PROVIDED MATERIAL:
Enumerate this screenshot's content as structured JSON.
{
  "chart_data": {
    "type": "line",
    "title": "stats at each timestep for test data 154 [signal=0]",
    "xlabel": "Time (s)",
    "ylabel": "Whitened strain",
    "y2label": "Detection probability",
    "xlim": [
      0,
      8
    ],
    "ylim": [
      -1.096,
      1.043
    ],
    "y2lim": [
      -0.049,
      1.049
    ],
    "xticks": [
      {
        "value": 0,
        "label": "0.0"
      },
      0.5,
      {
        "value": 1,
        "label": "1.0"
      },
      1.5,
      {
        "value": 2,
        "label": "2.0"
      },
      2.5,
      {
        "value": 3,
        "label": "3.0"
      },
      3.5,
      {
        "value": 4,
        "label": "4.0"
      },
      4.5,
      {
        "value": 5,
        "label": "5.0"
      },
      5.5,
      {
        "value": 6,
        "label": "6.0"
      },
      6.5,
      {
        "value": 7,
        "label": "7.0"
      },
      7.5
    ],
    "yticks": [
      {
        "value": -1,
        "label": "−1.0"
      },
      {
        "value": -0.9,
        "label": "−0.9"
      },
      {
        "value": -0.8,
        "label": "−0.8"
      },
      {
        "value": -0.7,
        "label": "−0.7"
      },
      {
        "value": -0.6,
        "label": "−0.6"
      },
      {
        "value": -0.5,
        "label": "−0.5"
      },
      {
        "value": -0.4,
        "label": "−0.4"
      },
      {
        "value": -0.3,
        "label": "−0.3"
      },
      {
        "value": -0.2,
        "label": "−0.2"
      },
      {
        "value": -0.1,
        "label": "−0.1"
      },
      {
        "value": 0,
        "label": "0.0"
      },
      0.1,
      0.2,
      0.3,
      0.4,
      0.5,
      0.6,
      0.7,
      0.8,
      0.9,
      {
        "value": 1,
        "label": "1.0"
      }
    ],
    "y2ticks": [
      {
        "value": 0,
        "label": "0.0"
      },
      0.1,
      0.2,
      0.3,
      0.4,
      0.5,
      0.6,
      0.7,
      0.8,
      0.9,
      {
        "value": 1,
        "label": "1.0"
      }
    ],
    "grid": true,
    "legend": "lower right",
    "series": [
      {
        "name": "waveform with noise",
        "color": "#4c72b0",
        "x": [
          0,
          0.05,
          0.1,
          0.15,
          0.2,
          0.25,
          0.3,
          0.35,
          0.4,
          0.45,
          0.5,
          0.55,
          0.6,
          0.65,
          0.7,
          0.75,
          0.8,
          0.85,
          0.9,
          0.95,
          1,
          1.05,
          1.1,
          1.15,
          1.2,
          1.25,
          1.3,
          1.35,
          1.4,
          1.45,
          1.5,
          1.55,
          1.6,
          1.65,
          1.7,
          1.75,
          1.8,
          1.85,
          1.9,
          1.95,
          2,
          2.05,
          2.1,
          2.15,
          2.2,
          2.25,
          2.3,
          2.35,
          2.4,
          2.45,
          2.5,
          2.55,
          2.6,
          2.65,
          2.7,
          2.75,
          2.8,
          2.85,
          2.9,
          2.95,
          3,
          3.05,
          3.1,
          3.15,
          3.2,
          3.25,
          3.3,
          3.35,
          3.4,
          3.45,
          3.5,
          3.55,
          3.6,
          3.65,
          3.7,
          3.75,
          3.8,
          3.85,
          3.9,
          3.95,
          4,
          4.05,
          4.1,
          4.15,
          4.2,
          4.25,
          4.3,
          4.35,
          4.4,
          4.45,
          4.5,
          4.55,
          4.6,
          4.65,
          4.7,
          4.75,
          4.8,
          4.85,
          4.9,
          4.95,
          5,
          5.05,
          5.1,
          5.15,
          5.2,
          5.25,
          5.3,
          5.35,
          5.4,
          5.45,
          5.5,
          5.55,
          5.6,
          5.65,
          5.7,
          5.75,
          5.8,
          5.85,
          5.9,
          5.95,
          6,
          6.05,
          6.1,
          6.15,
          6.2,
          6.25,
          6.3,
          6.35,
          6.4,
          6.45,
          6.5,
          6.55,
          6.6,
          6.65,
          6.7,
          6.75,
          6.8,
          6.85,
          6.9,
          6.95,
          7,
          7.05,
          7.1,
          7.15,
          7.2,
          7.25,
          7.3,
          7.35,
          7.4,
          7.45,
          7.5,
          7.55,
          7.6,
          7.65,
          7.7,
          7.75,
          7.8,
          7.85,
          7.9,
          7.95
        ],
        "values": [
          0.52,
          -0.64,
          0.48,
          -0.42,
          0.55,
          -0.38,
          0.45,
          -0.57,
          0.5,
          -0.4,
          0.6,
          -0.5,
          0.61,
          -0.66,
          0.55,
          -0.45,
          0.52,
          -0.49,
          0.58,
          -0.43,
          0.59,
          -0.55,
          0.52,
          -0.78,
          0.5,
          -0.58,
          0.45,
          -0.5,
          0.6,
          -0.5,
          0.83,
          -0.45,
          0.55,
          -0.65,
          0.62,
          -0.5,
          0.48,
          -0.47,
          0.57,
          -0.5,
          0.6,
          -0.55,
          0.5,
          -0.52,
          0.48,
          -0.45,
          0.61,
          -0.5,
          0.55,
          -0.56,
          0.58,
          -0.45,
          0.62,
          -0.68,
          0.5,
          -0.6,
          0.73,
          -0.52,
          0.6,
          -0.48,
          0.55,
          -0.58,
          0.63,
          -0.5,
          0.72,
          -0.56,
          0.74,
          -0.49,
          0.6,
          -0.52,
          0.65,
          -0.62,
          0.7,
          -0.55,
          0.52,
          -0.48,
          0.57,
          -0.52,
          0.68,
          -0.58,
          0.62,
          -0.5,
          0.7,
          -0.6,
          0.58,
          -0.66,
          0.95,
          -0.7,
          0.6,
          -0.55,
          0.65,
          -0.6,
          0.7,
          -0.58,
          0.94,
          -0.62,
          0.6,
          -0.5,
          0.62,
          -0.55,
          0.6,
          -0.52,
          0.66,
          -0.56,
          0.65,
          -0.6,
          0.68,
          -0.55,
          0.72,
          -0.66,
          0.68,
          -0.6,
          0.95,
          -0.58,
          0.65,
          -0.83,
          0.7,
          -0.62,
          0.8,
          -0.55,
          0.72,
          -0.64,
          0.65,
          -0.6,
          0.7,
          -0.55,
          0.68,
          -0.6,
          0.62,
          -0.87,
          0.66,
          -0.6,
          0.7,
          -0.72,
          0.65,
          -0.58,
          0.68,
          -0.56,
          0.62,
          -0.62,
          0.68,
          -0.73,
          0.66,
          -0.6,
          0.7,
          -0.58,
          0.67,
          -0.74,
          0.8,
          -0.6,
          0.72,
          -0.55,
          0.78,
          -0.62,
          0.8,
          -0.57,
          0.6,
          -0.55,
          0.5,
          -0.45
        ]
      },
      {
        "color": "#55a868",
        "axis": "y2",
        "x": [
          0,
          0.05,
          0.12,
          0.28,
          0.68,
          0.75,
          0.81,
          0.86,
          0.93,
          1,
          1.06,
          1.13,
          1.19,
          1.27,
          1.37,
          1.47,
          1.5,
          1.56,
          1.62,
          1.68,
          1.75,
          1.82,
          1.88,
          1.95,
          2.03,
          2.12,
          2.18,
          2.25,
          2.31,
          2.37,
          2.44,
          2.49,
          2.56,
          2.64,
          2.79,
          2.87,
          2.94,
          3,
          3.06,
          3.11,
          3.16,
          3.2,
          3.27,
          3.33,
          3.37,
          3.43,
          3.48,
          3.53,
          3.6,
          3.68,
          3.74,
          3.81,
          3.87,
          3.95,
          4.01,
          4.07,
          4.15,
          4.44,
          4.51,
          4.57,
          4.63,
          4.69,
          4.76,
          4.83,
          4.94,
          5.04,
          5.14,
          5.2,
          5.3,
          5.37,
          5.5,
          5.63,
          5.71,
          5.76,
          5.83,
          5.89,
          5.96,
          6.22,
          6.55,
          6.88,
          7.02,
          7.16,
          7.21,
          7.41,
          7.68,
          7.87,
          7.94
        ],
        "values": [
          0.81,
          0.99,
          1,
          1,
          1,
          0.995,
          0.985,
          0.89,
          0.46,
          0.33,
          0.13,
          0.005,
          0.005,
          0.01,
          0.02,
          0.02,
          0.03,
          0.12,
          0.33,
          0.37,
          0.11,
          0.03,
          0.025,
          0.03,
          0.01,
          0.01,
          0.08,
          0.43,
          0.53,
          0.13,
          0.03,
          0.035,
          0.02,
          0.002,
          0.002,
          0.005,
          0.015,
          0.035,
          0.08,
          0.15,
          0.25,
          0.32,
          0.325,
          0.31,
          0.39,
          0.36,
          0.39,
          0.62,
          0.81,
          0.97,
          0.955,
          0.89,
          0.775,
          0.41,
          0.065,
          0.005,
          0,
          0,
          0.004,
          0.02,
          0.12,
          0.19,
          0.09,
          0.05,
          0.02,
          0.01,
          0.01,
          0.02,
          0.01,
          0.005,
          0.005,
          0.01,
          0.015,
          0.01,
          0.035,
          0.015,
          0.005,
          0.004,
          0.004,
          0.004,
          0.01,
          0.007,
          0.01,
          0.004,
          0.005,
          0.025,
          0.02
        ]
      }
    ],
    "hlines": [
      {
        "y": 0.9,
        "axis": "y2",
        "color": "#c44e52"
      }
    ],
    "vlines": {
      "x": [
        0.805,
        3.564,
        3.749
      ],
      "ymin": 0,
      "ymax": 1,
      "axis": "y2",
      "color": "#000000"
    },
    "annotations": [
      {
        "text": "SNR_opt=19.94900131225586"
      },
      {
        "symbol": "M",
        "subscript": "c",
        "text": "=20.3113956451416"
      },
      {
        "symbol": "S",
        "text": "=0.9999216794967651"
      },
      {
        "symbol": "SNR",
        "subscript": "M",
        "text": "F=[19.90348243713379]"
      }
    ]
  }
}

DIRECTIONS: Report how many lines contain "color". Give nothing but the number.

ANSWER TO THIS PROBLEM: 4